▶ 指示
- A) 本文によると、介護保険を使って手すりを取り付けられる場所はどこですか。
- B) 本文の「本人の自宅に取り付ける」から「をする必要が生じるでしょう。」までの部分を、一字も変えずに引用してください。
── 本文
最低限と聞くと思わず身構えるかもしれませんが、手すりに限って言えば、実際のところ「要支援1以上で該当」と考えておけば差し支えありません。
要支援1は要支援・要介護認定でもっとも軽度な段階で、日常生活のほとんどを自分でこなせるものの、立ち座りや一部の家事でサポートが必要な状態です。多くの場合、「そろそろ手すりがほしい」と考えるタイミングになるでしょう。このタイミングで手すりを設置することは、安全で快適なシニアライフを送りやすくなることにもつながります。
本人の自宅に取り付ける
介護保険を使って手すりを取り付けられるのは「本人の自宅のみ」です。ご事情によっては一時的に子供や親類、知人、友人などの家に滞在することがあるかもしれませんが、そのような場合は適用外になります。
介護保険の適用範囲はあくまで「本人の生活空間である自宅」限定です。どうしても自宅以外に取り付けたい場合には、一時的ではなく、引っ越しをする必要が生じるでしょう。
────
── データの内容
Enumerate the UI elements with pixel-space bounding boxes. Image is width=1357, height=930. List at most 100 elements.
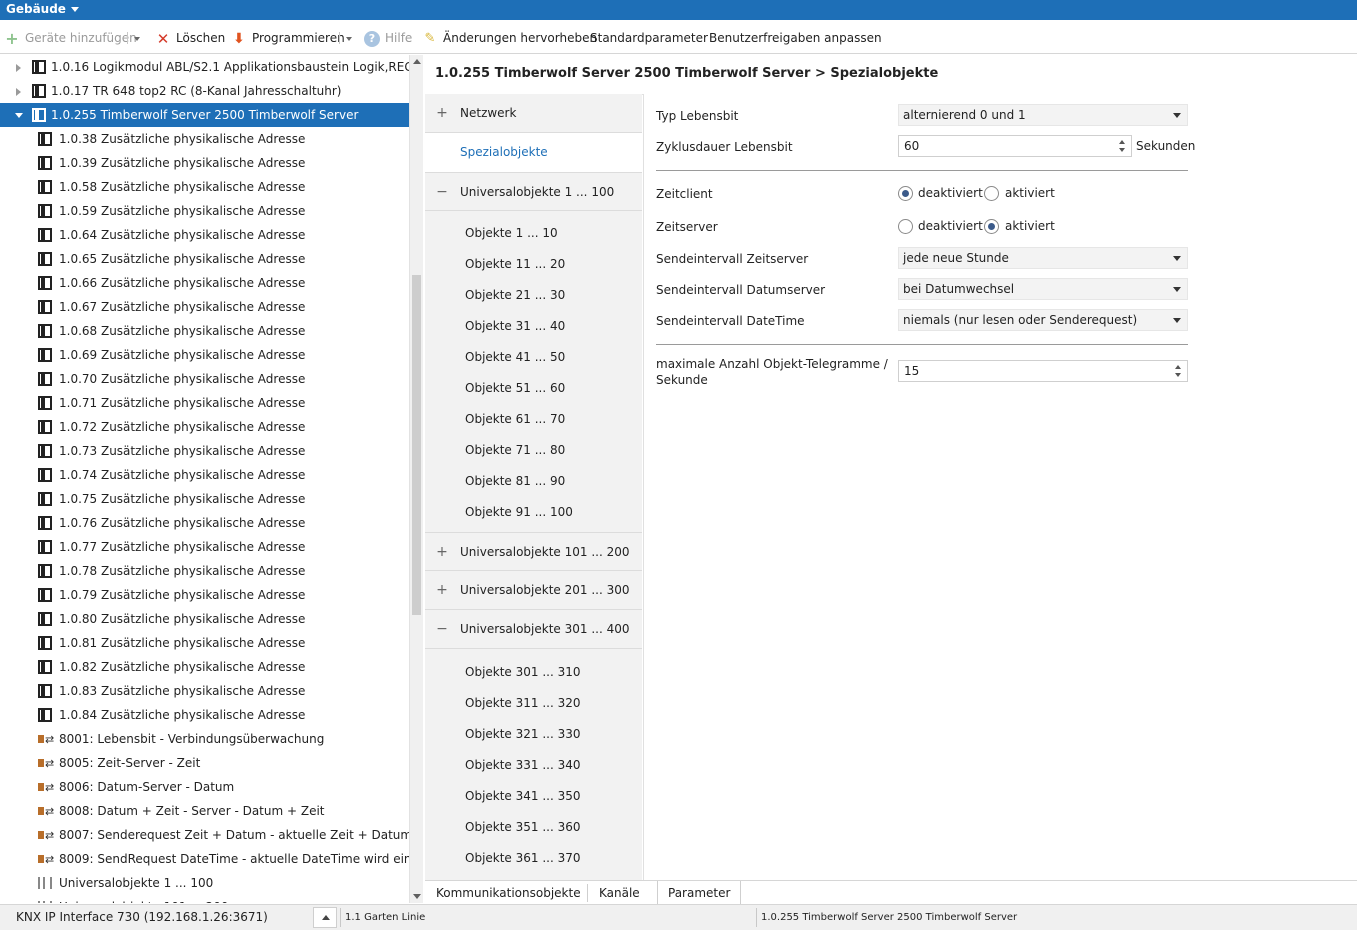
────
▶ 各課題の解答
- A) 本人の自宅のみです。

- B)
本人の自宅に取り付ける
介護保険を使って手すりを取り付けられるのは「本人の自宅のみ」です。ご事情によっては一時的に子供や親類、知人、友人などの家に滞在することがあるかもしれませんが、そのような場合は適用外になります。
介護保険の適用範囲はあくまで「本人の生活空間である自宅」限定です。どうしても自宅以外に取り付けたい場合には、一時的ではなく、引っ越しをする必要が生じるでしょう。